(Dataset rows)
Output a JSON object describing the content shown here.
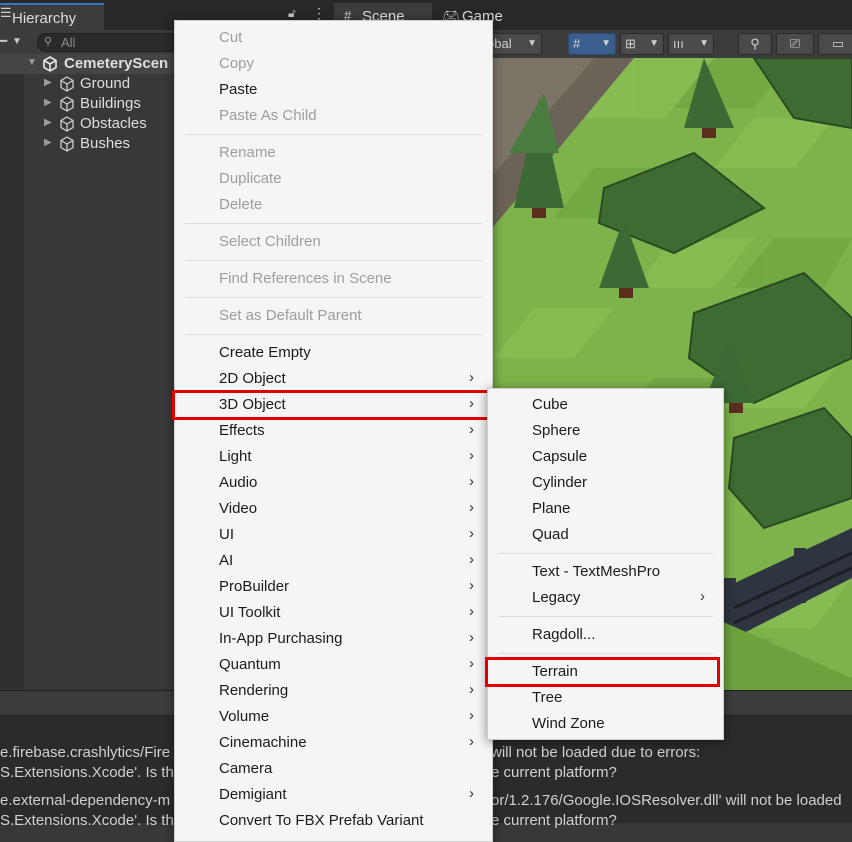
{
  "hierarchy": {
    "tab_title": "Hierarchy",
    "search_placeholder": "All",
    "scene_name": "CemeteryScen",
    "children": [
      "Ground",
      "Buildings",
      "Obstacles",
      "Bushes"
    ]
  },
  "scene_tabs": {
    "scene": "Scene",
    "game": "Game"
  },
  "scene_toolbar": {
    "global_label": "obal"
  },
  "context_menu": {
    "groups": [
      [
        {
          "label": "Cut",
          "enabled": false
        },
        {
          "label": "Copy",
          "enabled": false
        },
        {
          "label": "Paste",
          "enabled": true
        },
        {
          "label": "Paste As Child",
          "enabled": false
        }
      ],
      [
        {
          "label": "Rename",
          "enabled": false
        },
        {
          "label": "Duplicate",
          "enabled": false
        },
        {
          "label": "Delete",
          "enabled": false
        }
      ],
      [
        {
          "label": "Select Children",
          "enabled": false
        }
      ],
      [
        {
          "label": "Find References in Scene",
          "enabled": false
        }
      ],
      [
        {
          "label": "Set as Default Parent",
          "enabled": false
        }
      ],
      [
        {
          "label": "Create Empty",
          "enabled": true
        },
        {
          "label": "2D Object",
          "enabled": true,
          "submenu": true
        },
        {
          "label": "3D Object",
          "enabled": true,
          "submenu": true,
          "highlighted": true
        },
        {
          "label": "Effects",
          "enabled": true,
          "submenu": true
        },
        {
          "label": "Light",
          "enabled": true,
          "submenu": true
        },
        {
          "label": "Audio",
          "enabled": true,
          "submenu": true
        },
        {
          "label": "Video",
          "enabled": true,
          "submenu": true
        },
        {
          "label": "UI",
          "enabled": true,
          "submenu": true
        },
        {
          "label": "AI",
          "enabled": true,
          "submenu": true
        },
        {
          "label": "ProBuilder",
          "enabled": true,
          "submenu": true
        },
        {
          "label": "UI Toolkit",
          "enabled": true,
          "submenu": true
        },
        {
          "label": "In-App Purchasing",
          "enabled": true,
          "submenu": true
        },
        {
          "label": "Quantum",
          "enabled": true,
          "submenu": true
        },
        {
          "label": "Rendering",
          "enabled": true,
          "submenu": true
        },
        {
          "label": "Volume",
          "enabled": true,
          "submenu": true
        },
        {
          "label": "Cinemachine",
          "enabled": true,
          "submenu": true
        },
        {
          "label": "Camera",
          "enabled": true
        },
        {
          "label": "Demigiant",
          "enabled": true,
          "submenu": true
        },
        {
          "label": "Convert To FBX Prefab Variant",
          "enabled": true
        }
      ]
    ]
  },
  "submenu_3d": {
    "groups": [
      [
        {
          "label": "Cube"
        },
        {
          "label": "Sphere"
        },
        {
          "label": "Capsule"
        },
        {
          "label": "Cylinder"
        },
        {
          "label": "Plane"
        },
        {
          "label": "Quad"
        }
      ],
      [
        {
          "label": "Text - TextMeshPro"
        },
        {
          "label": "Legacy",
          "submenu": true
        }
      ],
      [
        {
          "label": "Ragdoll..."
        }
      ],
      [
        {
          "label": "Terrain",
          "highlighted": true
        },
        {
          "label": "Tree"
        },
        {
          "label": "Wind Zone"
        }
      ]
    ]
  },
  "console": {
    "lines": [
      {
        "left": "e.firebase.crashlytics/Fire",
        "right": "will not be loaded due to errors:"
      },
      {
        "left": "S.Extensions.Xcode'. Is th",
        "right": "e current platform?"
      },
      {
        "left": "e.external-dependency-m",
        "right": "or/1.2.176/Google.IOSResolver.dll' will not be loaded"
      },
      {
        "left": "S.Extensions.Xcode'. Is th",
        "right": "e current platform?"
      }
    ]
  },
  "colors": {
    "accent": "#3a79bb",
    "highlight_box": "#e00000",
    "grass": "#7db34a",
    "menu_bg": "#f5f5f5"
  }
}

...

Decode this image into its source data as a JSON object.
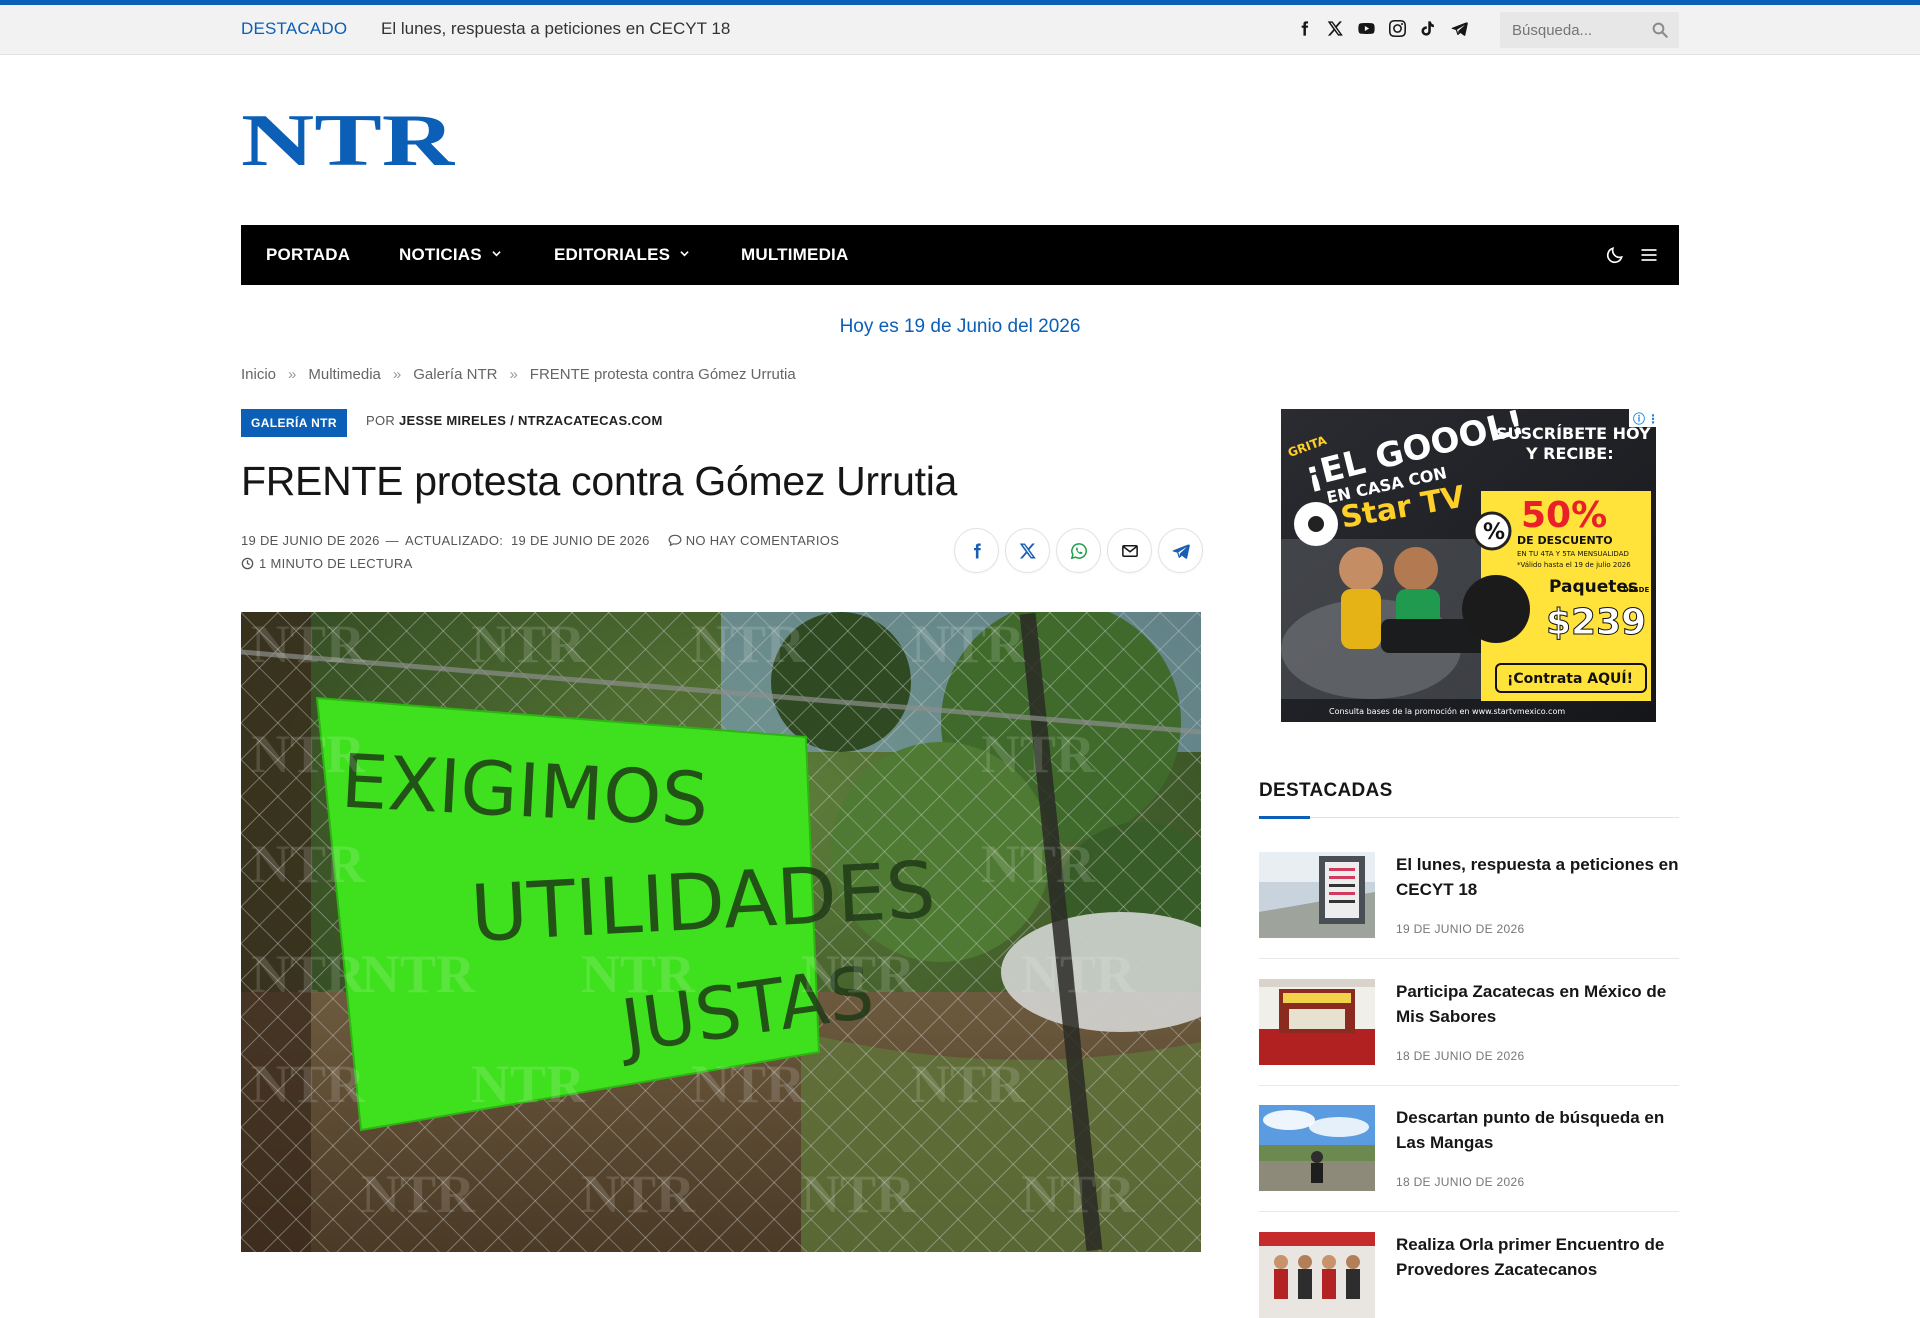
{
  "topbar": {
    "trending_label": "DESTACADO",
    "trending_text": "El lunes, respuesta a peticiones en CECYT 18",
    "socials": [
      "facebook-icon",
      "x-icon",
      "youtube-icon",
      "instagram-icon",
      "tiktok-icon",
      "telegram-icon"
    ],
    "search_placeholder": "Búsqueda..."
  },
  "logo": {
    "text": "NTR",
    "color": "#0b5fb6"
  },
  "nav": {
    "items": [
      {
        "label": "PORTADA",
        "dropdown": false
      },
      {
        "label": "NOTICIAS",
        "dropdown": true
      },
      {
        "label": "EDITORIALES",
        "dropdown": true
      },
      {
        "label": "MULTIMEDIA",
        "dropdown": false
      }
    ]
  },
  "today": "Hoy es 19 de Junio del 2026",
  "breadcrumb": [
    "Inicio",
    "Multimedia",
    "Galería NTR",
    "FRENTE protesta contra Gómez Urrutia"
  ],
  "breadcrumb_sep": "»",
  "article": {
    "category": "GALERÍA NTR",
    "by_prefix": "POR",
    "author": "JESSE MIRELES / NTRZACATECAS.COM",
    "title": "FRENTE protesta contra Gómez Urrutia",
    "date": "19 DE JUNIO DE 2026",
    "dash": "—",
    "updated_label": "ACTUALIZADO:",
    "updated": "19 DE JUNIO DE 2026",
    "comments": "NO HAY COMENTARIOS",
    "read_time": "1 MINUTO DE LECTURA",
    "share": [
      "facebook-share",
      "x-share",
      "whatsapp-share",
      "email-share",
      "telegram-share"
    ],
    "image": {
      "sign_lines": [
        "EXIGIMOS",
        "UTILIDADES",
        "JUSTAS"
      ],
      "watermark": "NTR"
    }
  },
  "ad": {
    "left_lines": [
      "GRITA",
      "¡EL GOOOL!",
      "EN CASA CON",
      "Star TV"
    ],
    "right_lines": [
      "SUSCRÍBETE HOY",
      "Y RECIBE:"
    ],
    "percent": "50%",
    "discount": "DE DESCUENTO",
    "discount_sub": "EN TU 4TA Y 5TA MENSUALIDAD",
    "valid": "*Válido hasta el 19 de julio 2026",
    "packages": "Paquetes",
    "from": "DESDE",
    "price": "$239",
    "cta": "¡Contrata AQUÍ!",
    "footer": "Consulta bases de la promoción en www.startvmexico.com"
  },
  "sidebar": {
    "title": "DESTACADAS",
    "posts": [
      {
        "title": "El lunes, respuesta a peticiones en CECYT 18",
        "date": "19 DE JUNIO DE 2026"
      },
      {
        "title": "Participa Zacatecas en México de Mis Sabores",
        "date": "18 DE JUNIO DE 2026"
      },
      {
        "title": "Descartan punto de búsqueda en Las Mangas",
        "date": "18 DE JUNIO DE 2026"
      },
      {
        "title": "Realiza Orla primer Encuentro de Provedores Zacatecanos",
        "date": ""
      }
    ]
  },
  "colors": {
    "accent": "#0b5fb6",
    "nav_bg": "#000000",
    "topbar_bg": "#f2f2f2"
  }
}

[Description of the task] Only lines with the word "protesta" are wanted, so copy each one from the records.

[Task solution]
    "FRENTE protesta contra Gómez Urrutia"
    "title": "FRENTE protesta contra Gómez Urrutia",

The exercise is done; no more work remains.